* [TEXTAUSZUG]:
********************
Auf diesem Foto von 1893 sehen wir einen Mann mit seinem Fahrrad auf dem Riverside Drive. Der Riverside Drive ist eine Straße, die an der Westseite von Manhattan über zahlreiche Kilometer am Hudson River entlangführt.
Obwohl es schon seit dem fünfzehnten Jahrhundert diverse zwei-, drei- und vierrädrige von Menschen angetriebene Fahrzeuge gegeben hatte, gewann das Zweirad oder Fahrrad erst in den 1860ern an Beliebtheit. Die Anfänge liegen ziemlich im Dunkeln, aber es ist sicher, dass die ersten Patente in Frankreich vergeben wurde. "Michaux et Cie" war die erste Fabrik, in der Fahrräder als Massenware produziert wurden.
********************
* [DATEN]:
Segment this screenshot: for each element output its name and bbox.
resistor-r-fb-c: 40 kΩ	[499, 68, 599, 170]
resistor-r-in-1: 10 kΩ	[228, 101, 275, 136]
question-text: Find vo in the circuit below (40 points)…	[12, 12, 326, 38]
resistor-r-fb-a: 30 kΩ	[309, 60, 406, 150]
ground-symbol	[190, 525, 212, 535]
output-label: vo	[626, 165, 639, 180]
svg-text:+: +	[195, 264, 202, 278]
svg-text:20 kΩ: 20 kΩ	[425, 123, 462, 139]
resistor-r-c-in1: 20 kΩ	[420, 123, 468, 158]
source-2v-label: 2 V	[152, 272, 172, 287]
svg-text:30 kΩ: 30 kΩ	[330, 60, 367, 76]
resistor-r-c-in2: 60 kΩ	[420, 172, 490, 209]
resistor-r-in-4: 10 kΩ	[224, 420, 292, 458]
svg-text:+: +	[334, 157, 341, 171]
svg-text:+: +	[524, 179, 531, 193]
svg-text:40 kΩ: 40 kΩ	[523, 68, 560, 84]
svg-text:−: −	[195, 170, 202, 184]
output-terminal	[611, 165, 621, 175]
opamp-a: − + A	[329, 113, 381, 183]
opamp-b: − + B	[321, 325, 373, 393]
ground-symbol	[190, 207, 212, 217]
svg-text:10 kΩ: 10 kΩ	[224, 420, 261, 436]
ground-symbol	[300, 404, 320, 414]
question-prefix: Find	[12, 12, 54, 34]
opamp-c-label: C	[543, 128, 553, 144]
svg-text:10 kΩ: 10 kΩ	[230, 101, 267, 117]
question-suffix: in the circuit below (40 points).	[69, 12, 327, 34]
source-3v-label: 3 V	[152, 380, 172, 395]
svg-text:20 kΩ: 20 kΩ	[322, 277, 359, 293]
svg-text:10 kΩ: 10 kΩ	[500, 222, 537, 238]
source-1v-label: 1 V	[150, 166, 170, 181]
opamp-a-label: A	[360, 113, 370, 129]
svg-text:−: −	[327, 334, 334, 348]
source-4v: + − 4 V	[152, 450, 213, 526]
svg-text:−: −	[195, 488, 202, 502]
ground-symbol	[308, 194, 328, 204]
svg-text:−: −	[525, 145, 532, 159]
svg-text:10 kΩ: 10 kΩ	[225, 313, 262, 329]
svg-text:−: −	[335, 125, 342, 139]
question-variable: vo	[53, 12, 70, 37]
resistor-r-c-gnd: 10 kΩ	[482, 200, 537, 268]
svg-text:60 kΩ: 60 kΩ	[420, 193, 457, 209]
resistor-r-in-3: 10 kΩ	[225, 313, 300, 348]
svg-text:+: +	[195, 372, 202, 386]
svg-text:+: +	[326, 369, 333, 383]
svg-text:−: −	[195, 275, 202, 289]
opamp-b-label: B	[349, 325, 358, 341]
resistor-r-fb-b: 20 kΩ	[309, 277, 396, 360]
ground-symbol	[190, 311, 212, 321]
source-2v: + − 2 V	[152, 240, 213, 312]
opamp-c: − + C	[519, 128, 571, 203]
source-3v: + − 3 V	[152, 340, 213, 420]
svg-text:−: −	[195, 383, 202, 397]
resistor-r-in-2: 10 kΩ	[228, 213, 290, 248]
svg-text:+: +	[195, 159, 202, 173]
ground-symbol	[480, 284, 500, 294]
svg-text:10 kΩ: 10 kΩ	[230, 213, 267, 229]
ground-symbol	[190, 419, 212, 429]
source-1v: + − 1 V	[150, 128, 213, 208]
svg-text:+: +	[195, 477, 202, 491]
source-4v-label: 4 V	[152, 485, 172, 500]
********************
* [AUFGABENZIEL]: Geben Sie den Inhalt des Textauszugs über die Anfänge des Fahrrads in genau zwei Sätzen wieder.

* [ANTWORT ZUR AUFGABE]: Ein Foto von 1893 zeigt einen Mann mit seinem Fahrrad auf dem Riverside Drive, einer Straße, die an der Westseite von Manhattan über zahlreiche Kilometer am Hudson River entlangführt. Von Menschen angetriebene Fahrzeuge gab es zwar schon seit dem fünfzehnten Jahrhundert, das Fahrrad wurde jedoch erst in den 1860ern beliebt; die ersten Patente wurden in Frankreich vergeben, und „Michaux et Cie“ war die erste Fabrik, die Fahrräder als Massenware produzierte.